- **Task to complete**
Omit every picture and return the rest of the data unaltered.

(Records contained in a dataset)

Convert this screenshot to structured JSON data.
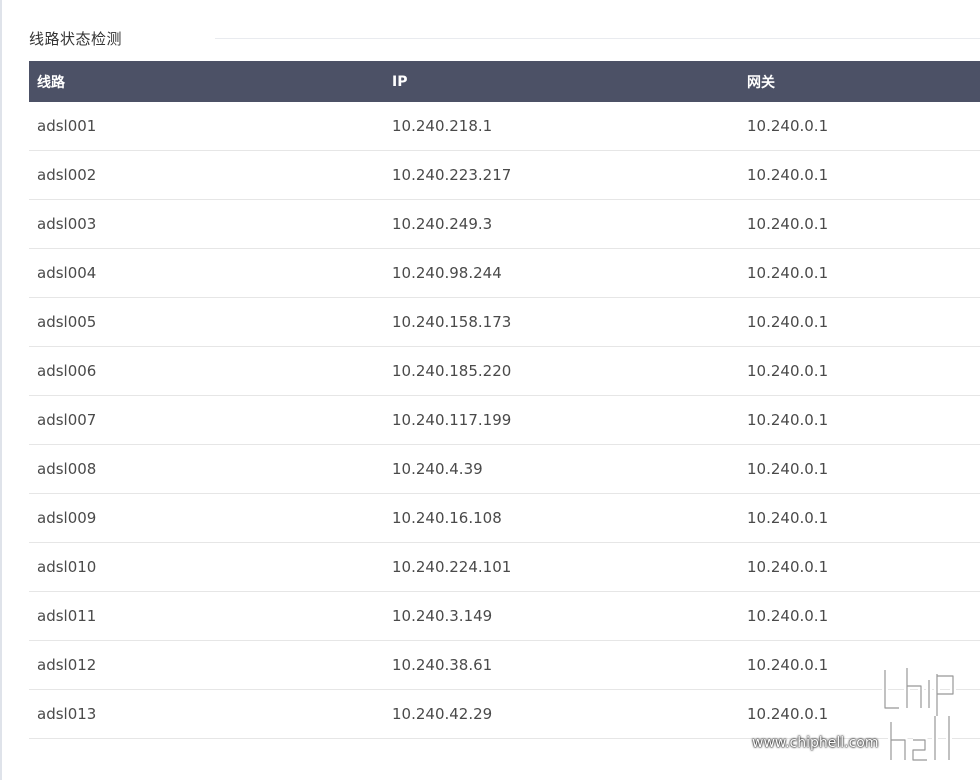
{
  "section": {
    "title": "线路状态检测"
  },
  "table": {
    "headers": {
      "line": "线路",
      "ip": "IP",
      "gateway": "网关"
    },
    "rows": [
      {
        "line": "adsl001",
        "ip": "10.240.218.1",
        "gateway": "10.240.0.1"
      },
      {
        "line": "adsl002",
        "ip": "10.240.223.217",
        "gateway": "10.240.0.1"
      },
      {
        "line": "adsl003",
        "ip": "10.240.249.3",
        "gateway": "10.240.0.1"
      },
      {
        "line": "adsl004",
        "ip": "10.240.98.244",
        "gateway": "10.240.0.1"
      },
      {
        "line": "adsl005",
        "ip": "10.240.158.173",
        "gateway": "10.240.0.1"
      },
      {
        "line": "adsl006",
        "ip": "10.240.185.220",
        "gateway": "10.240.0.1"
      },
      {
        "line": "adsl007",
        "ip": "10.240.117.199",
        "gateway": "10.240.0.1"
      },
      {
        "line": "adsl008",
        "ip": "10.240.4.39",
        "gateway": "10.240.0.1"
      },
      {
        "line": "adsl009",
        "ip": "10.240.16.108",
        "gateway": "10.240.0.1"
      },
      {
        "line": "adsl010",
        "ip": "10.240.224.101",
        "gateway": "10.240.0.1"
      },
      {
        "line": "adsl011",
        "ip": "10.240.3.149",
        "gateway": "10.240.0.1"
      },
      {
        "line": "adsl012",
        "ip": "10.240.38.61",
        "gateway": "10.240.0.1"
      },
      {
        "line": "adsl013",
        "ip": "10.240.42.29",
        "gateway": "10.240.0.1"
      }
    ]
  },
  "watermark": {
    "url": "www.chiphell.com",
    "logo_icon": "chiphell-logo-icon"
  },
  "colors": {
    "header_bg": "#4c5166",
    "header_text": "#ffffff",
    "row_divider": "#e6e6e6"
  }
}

- **Task response**
Convert this screenshot to structured JSON data.
{
  "section": {
    "title": "线路状态检测"
  },
  "table": {
    "headers": {
      "line": "线路",
      "ip": "IP",
      "gateway": "网关"
    },
    "rows": [
      {
        "line": "adsl001",
        "ip": "10.240.218.1",
        "gateway": "10.240.0.1"
      },
      {
        "line": "adsl002",
        "ip": "10.240.223.217",
        "gateway": "10.240.0.1"
      },
      {
        "line": "adsl003",
        "ip": "10.240.249.3",
        "gateway": "10.240.0.1"
      },
      {
        "line": "adsl004",
        "ip": "10.240.98.244",
        "gateway": "10.240.0.1"
      },
      {
        "line": "adsl005",
        "ip": "10.240.158.173",
        "gateway": "10.240.0.1"
      },
      {
        "line": "adsl006",
        "ip": "10.240.185.220",
        "gateway": "10.240.0.1"
      },
      {
        "line": "adsl007",
        "ip": "10.240.117.199",
        "gateway": "10.240.0.1"
      },
      {
        "line": "adsl008",
        "ip": "10.240.4.39",
        "gateway": "10.240.0.1"
      },
      {
        "line": "adsl009",
        "ip": "10.240.16.108",
        "gateway": "10.240.0.1"
      },
      {
        "line": "adsl010",
        "ip": "10.240.224.101",
        "gateway": "10.240.0.1"
      },
      {
        "line": "adsl011",
        "ip": "10.240.3.149",
        "gateway": "10.240.0.1"
      },
      {
        "line": "adsl012",
        "ip": "10.240.38.61",
        "gateway": "10.240.0.1"
      },
      {
        "line": "adsl013",
        "ip": "10.240.42.29",
        "gateway": "10.240.0.1"
      }
    ]
  },
  "watermark": {
    "url": "www.chiphell.com",
    "logo_icon": "chiphell-logo-icon"
  },
  "colors": {
    "header_bg": "#4c5166",
    "header_text": "#ffffff",
    "row_divider": "#e6e6e6"
  }
}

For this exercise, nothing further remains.